**Goal**
Each line below should be reproduced without any alteration.

--- start Recorded data ---

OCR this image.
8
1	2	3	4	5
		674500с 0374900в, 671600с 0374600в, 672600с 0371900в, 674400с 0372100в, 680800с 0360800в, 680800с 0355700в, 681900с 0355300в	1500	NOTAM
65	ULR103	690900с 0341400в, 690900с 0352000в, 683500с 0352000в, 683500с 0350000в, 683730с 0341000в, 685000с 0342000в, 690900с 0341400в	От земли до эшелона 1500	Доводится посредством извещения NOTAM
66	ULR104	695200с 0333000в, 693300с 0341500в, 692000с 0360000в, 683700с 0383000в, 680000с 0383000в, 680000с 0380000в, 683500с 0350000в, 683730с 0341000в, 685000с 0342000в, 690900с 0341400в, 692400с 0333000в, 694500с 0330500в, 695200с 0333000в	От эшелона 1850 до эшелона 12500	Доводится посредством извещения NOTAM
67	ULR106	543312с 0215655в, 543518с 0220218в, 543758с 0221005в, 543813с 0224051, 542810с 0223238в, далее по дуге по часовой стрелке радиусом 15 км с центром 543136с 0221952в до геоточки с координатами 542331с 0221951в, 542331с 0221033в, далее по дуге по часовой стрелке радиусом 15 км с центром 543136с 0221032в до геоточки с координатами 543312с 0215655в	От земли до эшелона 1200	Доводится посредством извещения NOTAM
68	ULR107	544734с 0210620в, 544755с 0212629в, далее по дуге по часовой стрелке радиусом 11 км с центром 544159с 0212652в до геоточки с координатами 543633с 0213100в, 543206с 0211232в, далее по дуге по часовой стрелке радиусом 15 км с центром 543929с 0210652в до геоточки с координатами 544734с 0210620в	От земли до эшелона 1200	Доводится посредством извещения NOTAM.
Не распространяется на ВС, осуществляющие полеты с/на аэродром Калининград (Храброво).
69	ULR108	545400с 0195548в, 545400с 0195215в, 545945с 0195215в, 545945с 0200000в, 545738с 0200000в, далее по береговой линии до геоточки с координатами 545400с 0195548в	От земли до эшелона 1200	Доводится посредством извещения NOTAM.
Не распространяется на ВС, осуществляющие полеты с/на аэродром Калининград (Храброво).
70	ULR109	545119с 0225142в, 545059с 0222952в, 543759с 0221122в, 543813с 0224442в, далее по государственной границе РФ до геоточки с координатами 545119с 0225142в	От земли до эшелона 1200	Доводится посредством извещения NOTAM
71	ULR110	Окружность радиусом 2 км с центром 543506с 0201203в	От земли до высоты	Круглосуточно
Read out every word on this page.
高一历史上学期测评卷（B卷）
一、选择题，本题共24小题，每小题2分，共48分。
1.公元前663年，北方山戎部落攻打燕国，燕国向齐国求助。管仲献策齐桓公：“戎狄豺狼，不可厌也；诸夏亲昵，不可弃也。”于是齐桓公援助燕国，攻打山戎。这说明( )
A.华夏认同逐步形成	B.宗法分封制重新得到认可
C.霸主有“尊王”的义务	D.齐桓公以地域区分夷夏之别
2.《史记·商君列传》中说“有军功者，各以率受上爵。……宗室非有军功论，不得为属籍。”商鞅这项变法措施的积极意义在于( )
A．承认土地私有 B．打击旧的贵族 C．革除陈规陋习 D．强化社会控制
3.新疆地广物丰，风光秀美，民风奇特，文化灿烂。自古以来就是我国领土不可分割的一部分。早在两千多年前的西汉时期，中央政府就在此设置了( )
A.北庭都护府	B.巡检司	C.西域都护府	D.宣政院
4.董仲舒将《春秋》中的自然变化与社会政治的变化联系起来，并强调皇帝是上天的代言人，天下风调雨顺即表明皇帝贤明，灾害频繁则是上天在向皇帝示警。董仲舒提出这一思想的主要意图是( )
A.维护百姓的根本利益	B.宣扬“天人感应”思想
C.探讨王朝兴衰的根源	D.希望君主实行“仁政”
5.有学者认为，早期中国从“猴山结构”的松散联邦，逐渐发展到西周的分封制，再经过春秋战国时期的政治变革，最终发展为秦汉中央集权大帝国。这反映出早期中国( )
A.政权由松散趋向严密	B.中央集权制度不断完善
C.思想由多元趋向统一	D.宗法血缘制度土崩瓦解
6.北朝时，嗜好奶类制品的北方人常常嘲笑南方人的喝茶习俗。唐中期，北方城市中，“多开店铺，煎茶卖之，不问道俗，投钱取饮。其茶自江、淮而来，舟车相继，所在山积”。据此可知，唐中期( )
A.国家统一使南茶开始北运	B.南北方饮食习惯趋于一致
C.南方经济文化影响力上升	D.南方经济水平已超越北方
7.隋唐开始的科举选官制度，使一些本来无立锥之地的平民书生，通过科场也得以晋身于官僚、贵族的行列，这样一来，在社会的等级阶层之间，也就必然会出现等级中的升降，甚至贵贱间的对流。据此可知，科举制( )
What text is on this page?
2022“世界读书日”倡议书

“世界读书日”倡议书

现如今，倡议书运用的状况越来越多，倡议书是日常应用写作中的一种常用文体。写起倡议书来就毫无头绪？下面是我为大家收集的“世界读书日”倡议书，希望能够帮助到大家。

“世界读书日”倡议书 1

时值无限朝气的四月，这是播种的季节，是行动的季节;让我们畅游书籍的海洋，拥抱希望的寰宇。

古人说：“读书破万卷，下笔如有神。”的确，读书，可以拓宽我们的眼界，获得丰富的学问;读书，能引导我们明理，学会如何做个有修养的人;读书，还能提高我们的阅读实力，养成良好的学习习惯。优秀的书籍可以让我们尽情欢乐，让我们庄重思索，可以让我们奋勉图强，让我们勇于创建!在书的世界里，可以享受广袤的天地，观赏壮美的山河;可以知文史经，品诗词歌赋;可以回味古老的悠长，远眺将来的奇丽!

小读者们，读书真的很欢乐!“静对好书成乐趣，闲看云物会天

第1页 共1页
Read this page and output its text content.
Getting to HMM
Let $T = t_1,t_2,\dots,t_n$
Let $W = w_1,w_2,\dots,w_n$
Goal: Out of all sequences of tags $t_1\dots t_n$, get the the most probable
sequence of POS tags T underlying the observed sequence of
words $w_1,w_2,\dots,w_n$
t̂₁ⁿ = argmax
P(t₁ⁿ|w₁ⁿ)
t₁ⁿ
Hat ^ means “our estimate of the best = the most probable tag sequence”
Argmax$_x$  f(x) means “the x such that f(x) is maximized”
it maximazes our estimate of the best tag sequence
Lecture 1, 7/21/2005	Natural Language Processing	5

--- end Recorded data ---

**Reply to the exercise**
OCR this image.
8
1	2	3	4	5
		674500с 0374900в, 671600с 0374600в, 672600с 0371900в, 674400с 0372100в, 680800с 0360800в, 680800с 0355700в, 681900с 0355300в	1500	NOTAM
65	ULR103	690900с 0341400в, 690900с 0352000в, 683500с 0352000в, 683500с 0350000в, 683730с 0341000в, 685000с 0342000в, 690900с 0341400в	От земли до эшелона 1500	Доводится посредством извещения NOTAM
66	ULR104	695200с 0333000в, 693300с 0341500в, 692000с 0360000в, 683700с 0383000в, 680000с 0383000в, 680000с 0380000в, 683500с 0350000в, 683730с 0341000в, 685000с 0342000в, 690900с 0341400в, 692400с 0333000в, 694500с 0330500в, 695200с 0333000в	От эшелона 1850 до эшелона 12500	Доводится посредством извещения NOTAM
67	ULR106	543312с 0215655в, 543518с 0220218в, 543758с 0221005в, 543813с 0224051, 542810с 0223238в, далее по дуге по часовой стрелке радиусом 15 км с центром 543136с 0221952в до геоточки с координатами 542331с 0221951в, 542331с 0221033в, далее по дуге по часовой стрелке радиусом 15 км с центром 543136с 0221032в до геоточки с координатами 543312с 0215655в	От земли до эшелона 1200	Доводится посредством извещения NOTAM
68	ULR107	544734с 0210620в, 544755с 0212629в, далее по дуге по часовой стрелке радиусом 11 км с центром 544159с 0212652в до геоточки с координатами 543633с 0213100в, 543206с 0211232в, далее по дуге по часовой стрелке радиусом 15 км с центром 543929с 0210652в до геоточки с координатами 544734с 0210620в	От земли до эшелона 1200	Доводится посредством извещения NOTAM.
Не распространяется на ВС, осуществляющие полеты с/на аэродром Калининград (Храброво).
69	ULR108	545400с 0195548в, 545400с 0195215в, 545945с 0195215в, 545945с 0200000в, 545738с 0200000в, далее по береговой линии до геоточки с координатами 545400с 0195548в	От земли до эшелона 1200	Доводится посредством извещения NOTAM.
Не распространяется на ВС, осуществляющие полеты с/на аэродром Калининград (Храброво).
70	ULR109	545119с 0225142в, 545059с 0222952в, 543759с 0221122в, 543813с 0224442в, далее по государственной границе РФ до геоточки с координатами 545119с 0225142в	От земли до эшелона 1200	Доводится посредством извещения NOTAM
71	ULR110	Окружность радиусом 2 км с центром 543506с 0201203в	От земли до высоты	Круглосуточно
Read out every word on this page.
高一历史上学期测评卷（B卷）
一、选择题，本题共24小题，每小题2分，共48分。
1.公元前663年，北方山戎部落攻打燕国，燕国向齐国求助。管仲献策齐桓公：“戎狄豺狼，不可厌也；诸夏亲昵，不可弃也。”于是齐桓公援助燕国，攻打山戎。这说明( )
A.华夏认同逐步形成	B.宗法分封制重新得到认可
C.霸主有“尊王”的义务	D.齐桓公以地域区分夷夏之别
2.《史记·商君列传》中说“有军功者，各以率受上爵。……宗室非有军功论，不得为属籍。”商鞅这项变法措施的积极意义在于( )
A．承认土地私有 B．打击旧的贵族 C．革除陈规陋习 D．强化社会控制
3.新疆地广物丰，风光秀美，民风奇特，文化灿烂。自古以来就是我国领土不可分割的一部分。早在两千多年前的西汉时期，中央政府就在此设置了( )
A.北庭都护府	B.巡检司	C.西域都护府	D.宣政院
4.董仲舒将《春秋》中的自然变化与社会政治的变化联系起来，并强调皇帝是上天的代言人，天下风调雨顺即表明皇帝贤明，灾害频繁则是上天在向皇帝示警。董仲舒提出这一思想的主要意图是( )
A.维护百姓的根本利益	B.宣扬“天人感应”思想
C.探讨王朝兴衰的根源	D.希望君主实行“仁政”
5.有学者认为，早期中国从“猴山结构”的松散联邦，逐渐发展到西周的分封制，再经过春秋战国时期的政治变革，最终发展为秦汉中央集权大帝国。这反映出早期中国( )
A.政权由松散趋向严密	B.中央集权制度不断完善
C.思想由多元趋向统一	D.宗法血缘制度土崩瓦解
6.北朝时，嗜好奶类制品的北方人常常嘲笑南方人的喝茶习俗。唐中期，北方城市中，“多开店铺，煎茶卖之，不问道俗，投钱取饮。其茶自江、淮而来，舟车相继，所在山积”。据此可知，唐中期( )
A.国家统一使南茶开始北运	B.南北方饮食习惯趋于一致
C.南方经济文化影响力上升	D.南方经济水平已超越北方
7.隋唐开始的科举选官制度，使一些本来无立锥之地的平民书生，通过科场也得以晋身于官僚、贵族的行列，这样一来，在社会的等级阶层之间，也就必然会出现等级中的升降，甚至贵贱间的对流。据此可知，科举制( )
What text is on this page?
2022“世界读书日”倡议书

“世界读书日”倡议书

现如今，倡议书运用的状况越来越多，倡议书是日常应用写作中的一种常用文体。写起倡议书来就毫无头绪？下面是我为大家收集的“世界读书日”倡议书，希望能够帮助到大家。

“世界读书日”倡议书 1

时值无限朝气的四月，这是播种的季节，是行动的季节;让我们畅游书籍的海洋，拥抱希望的寰宇。

古人说：“读书破万卷，下笔如有神。”的确，读书，可以拓宽我们的眼界，获得丰富的学问;读书，能引导我们明理，学会如何做个有修养的人;读书，还能提高我们的阅读实力，养成良好的学习习惯。优秀的书籍可以让我们尽情欢乐，让我们庄重思索，可以让我们奋勉图强，让我们勇于创建!在书的世界里，可以享受广袤的天地，观赏壮美的山河;可以知文史经，品诗词歌赋;可以回味古老的悠长，远眺将来的奇丽!

小读者们，读书真的很欢乐!“静对好书成乐趣，闲看云物会天

第1页 共1页
Read this page and output its text content.
Getting to HMM
Let $T = t_1,t_2,\dots,t_n$
Let $W = w_1,w_2,\dots,w_n$
Goal: Out of all sequences of tags $t_1\dots t_n$, get the the most probable
sequence of POS tags T underlying the observed sequence of
words $w_1,w_2,\dots,w_n$
t̂₁ⁿ = argmax
P(t₁ⁿ|w₁ⁿ)
t₁ⁿ
Hat ^ means “our estimate of the best = the most probable tag sequence”
Argmax$_x$  f(x) means “the x such that f(x) is maximized”
it maximazes our estimate of the best tag sequence
Lecture 1, 7/21/2005	Natural Language Processing	5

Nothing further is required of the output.